> _The data_:
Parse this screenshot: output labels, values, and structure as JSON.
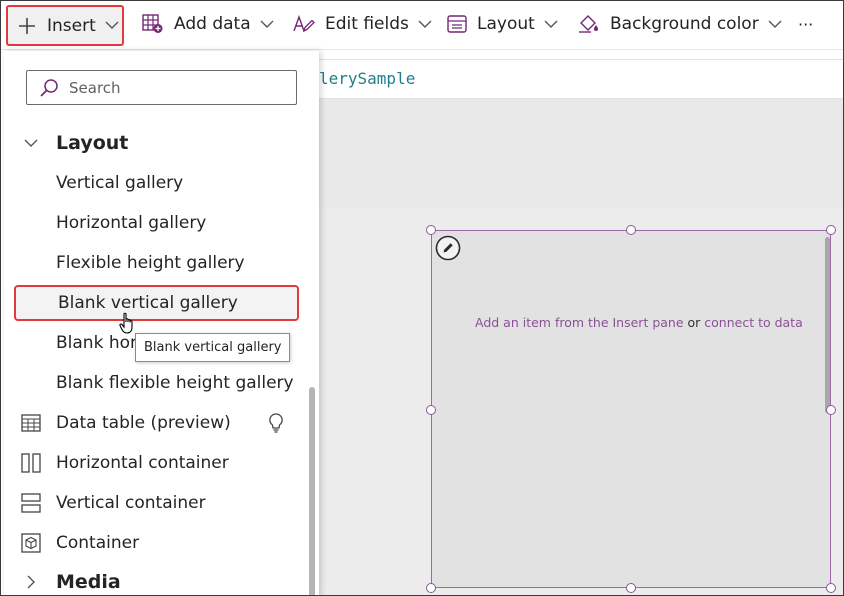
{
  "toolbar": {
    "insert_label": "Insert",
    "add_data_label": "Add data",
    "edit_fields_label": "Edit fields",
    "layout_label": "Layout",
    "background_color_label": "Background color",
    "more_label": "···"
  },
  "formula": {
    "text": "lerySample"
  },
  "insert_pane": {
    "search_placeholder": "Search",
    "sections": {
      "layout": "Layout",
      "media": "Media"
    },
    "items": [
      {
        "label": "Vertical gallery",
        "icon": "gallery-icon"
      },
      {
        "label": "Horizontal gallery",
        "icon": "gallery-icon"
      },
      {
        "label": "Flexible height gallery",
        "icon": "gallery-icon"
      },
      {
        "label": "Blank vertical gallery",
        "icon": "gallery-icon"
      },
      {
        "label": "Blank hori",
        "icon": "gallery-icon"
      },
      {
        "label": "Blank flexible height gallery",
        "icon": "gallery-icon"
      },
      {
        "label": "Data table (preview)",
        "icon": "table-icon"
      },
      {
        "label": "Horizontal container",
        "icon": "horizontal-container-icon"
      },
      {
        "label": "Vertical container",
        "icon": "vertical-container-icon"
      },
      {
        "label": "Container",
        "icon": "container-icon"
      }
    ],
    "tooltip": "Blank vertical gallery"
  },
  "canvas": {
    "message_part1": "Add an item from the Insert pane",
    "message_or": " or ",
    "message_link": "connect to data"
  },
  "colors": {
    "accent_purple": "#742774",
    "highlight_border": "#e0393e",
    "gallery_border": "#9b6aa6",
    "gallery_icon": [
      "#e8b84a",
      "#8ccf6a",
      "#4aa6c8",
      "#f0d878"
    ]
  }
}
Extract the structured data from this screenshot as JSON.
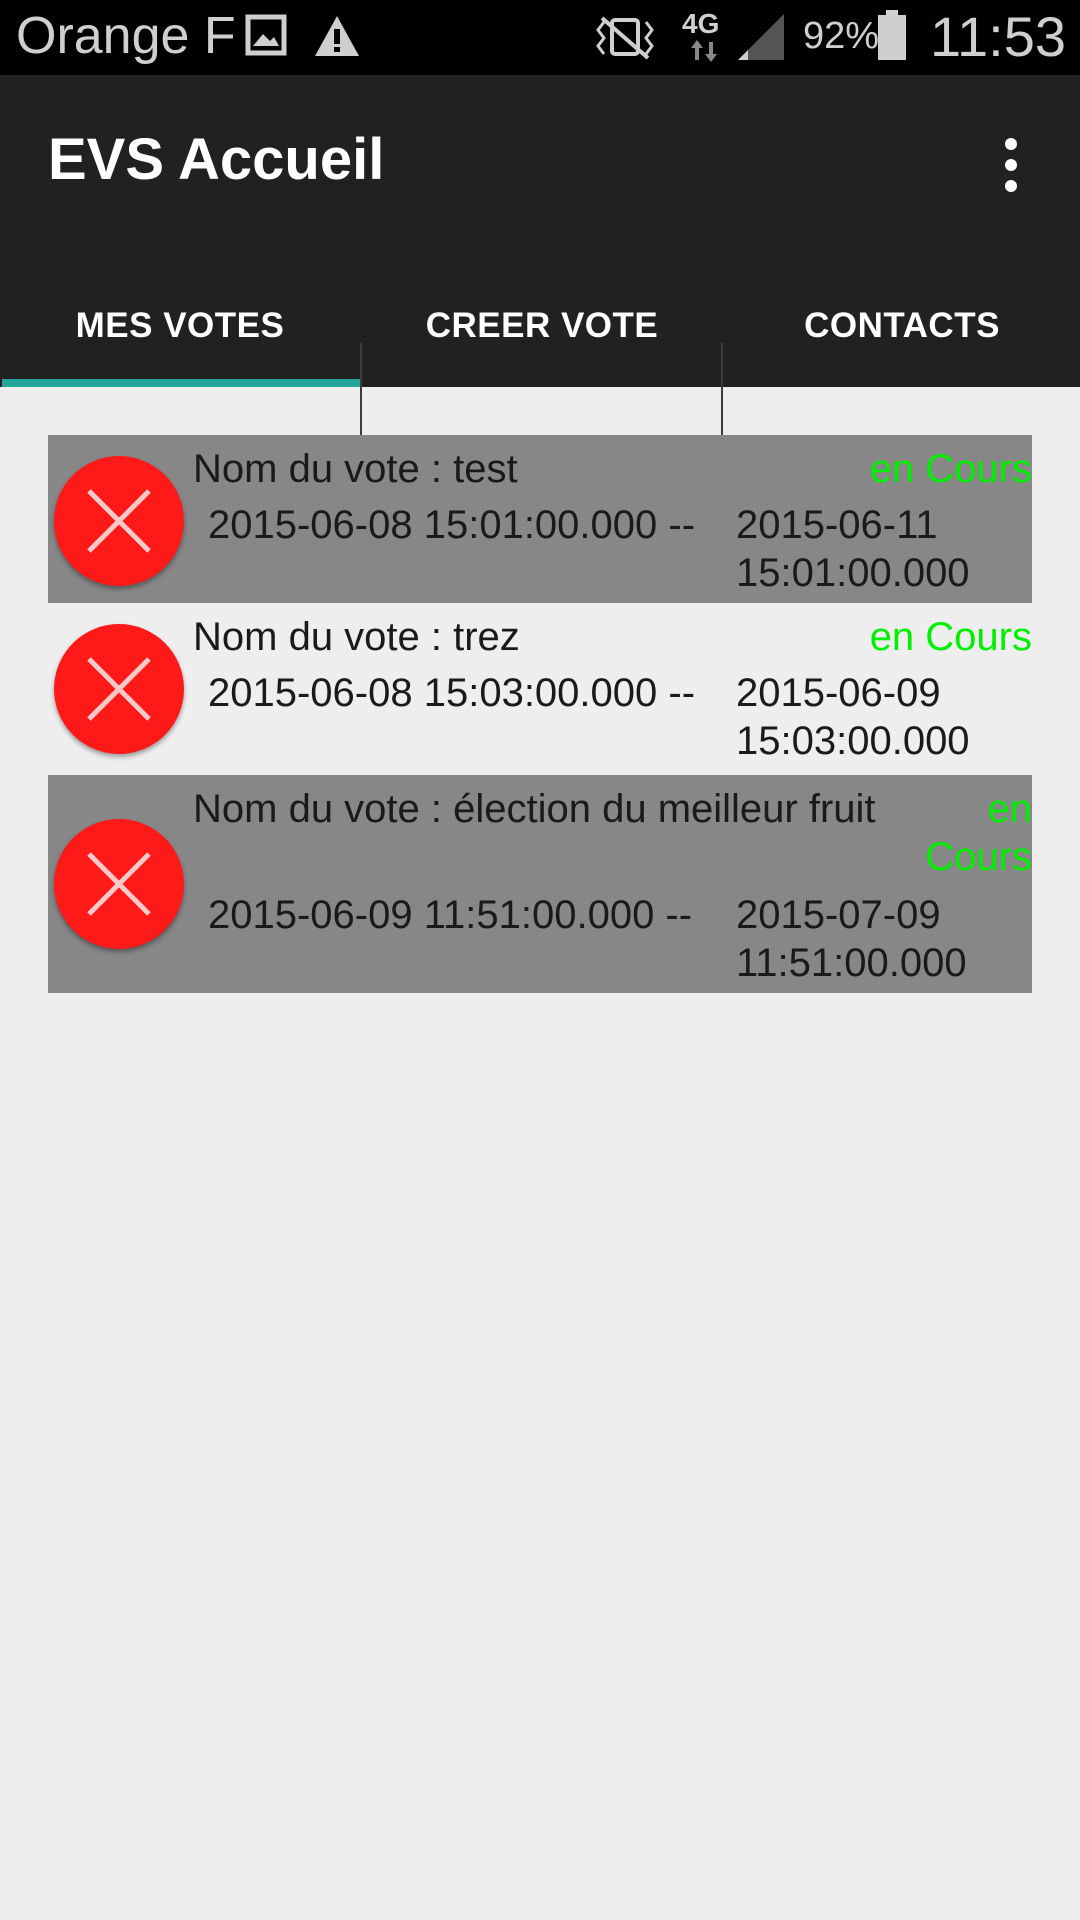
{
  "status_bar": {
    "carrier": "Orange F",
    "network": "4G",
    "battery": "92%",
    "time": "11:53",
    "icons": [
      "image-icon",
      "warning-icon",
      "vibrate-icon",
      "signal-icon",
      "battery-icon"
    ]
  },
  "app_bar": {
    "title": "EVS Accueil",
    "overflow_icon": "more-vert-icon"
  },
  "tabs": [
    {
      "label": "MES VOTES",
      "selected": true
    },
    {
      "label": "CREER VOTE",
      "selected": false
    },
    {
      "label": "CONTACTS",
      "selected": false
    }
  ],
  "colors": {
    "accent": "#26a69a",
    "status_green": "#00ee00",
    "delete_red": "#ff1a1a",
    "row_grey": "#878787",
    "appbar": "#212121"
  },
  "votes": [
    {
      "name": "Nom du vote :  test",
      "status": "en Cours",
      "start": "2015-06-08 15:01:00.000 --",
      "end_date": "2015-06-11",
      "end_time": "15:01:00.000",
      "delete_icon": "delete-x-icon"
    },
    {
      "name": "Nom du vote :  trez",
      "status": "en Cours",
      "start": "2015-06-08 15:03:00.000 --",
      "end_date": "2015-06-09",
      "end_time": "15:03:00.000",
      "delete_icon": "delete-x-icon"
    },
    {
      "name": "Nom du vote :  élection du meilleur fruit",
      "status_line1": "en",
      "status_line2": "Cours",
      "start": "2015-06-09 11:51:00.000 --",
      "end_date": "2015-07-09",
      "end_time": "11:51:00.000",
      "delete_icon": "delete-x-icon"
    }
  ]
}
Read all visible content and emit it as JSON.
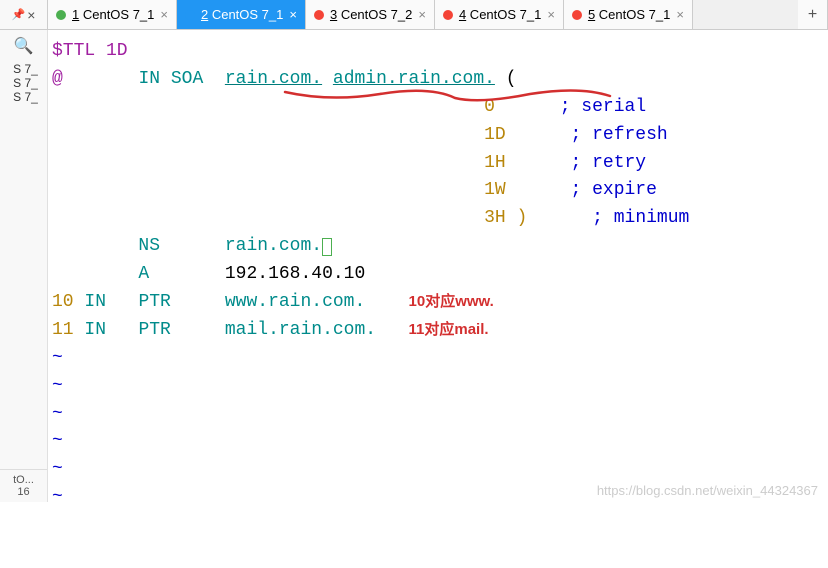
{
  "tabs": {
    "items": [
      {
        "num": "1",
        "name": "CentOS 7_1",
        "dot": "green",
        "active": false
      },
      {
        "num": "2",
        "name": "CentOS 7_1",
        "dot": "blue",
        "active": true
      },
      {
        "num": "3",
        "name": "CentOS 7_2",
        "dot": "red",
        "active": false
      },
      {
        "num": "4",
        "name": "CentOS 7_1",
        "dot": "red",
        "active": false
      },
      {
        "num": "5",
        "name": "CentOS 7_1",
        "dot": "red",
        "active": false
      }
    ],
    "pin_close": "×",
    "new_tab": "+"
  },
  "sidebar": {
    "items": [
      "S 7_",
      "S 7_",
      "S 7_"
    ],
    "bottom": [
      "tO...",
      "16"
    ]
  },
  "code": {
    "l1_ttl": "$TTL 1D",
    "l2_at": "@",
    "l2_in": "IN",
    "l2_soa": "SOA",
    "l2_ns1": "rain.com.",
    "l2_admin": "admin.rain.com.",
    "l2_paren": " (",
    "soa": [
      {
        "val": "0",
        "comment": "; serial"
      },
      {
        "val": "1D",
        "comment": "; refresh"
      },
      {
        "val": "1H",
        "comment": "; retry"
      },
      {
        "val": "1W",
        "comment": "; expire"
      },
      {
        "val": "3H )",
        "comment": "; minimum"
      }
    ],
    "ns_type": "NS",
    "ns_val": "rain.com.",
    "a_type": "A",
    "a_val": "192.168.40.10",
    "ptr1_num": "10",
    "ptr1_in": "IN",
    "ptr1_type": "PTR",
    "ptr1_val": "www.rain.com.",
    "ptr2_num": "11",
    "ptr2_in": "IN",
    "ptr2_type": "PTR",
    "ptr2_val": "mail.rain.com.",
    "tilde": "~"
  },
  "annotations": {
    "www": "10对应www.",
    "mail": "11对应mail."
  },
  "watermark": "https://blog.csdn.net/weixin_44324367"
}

> _Objective_:
Generate a word-for-word copy of the preceding records, excluding all pictures.

> _Solution to the problem_:
Parse this screenshot: output labels, values, and structure as JSON.
{
  "toolbar": {
    "insert_label": "Insert",
    "add_data_label": "Add data",
    "edit_fields_label": "Edit fields",
    "layout_label": "Layout",
    "background_color_label": "Background color",
    "more_label": "···"
  },
  "formula": {
    "text": "lerySample"
  },
  "insert_pane": {
    "search_placeholder": "Search",
    "sections": {
      "layout": "Layout",
      "media": "Media"
    },
    "items": [
      {
        "label": "Vertical gallery",
        "icon": "gallery-icon"
      },
      {
        "label": "Horizontal gallery",
        "icon": "gallery-icon"
      },
      {
        "label": "Flexible height gallery",
        "icon": "gallery-icon"
      },
      {
        "label": "Blank vertical gallery",
        "icon": "gallery-icon"
      },
      {
        "label": "Blank hori",
        "icon": "gallery-icon"
      },
      {
        "label": "Blank flexible height gallery",
        "icon": "gallery-icon"
      },
      {
        "label": "Data table (preview)",
        "icon": "table-icon"
      },
      {
        "label": "Horizontal container",
        "icon": "horizontal-container-icon"
      },
      {
        "label": "Vertical container",
        "icon": "vertical-container-icon"
      },
      {
        "label": "Container",
        "icon": "container-icon"
      }
    ],
    "tooltip": "Blank vertical gallery"
  },
  "canvas": {
    "message_part1": "Add an item from the Insert pane",
    "message_or": " or ",
    "message_link": "connect to data"
  },
  "colors": {
    "accent_purple": "#742774",
    "highlight_border": "#e0393e",
    "gallery_border": "#9b6aa6",
    "gallery_icon": [
      "#e8b84a",
      "#8ccf6a",
      "#4aa6c8",
      "#f0d878"
    ]
  }
}
Extract the structured data from this screenshot as JSON.
{
  "status_bar": {
    "carrier": "Orange F",
    "network": "4G",
    "battery": "92%",
    "time": "11:53",
    "icons": [
      "image-icon",
      "warning-icon",
      "vibrate-icon",
      "signal-icon",
      "battery-icon"
    ]
  },
  "app_bar": {
    "title": "EVS Accueil",
    "overflow_icon": "more-vert-icon"
  },
  "tabs": [
    {
      "label": "MES VOTES",
      "selected": true
    },
    {
      "label": "CREER VOTE",
      "selected": false
    },
    {
      "label": "CONTACTS",
      "selected": false
    }
  ],
  "colors": {
    "accent": "#26a69a",
    "status_green": "#00ee00",
    "delete_red": "#ff1a1a",
    "row_grey": "#878787",
    "appbar": "#212121"
  },
  "votes": [
    {
      "name": "Nom du vote :  test",
      "status": "en Cours",
      "start": "2015-06-08 15:01:00.000 --",
      "end_date": "2015-06-11",
      "end_time": "15:01:00.000",
      "delete_icon": "delete-x-icon"
    },
    {
      "name": "Nom du vote :  trez",
      "status": "en Cours",
      "start": "2015-06-08 15:03:00.000 --",
      "end_date": "2015-06-09",
      "end_time": "15:03:00.000",
      "delete_icon": "delete-x-icon"
    },
    {
      "name": "Nom du vote :  élection du meilleur fruit",
      "status_line1": "en",
      "status_line2": "Cours",
      "start": "2015-06-09 11:51:00.000 --",
      "end_date": "2015-07-09",
      "end_time": "11:51:00.000",
      "delete_icon": "delete-x-icon"
    }
  ]
}
Read all visible content and emit it as JSON.
{
  "tabs": {
    "items": [
      {
        "num": "1",
        "name": "CentOS 7_1",
        "dot": "green",
        "active": false
      },
      {
        "num": "2",
        "name": "CentOS 7_1",
        "dot": "blue",
        "active": true
      },
      {
        "num": "3",
        "name": "CentOS 7_2",
        "dot": "red",
        "active": false
      },
      {
        "num": "4",
        "name": "CentOS 7_1",
        "dot": "red",
        "active": false
      },
      {
        "num": "5",
        "name": "CentOS 7_1",
        "dot": "red",
        "active": false
      }
    ],
    "pin_close": "×",
    "new_tab": "+"
  },
  "sidebar": {
    "items": [
      "S 7_",
      "S 7_",
      "S 7_"
    ],
    "bottom": [
      "tO...",
      "16"
    ]
  },
  "code": {
    "l1_ttl": "$TTL 1D",
    "l2_at": "@",
    "l2_in": "IN",
    "l2_soa": "SOA",
    "l2_ns1": "rain.com.",
    "l2_admin": "admin.rain.com.",
    "l2_paren": " (",
    "soa": [
      {
        "val": "0",
        "comment": "; serial"
      },
      {
        "val": "1D",
        "comment": "; refresh"
      },
      {
        "val": "1H",
        "comment": "; retry"
      },
      {
        "val": "1W",
        "comment": "; expire"
      },
      {
        "val": "3H )",
        "comment": "; minimum"
      }
    ],
    "ns_type": "NS",
    "ns_val": "rain.com.",
    "a_type": "A",
    "a_val": "192.168.40.10",
    "ptr1_num": "10",
    "ptr1_in": "IN",
    "ptr1_type": "PTR",
    "ptr1_val": "www.rain.com.",
    "ptr2_num": "11",
    "ptr2_in": "IN",
    "ptr2_type": "PTR",
    "ptr2_val": "mail.rain.com.",
    "tilde": "~"
  },
  "annotations": {
    "www": "10对应www.",
    "mail": "11对应mail."
  },
  "watermark": "https://blog.csdn.net/weixin_44324367"
}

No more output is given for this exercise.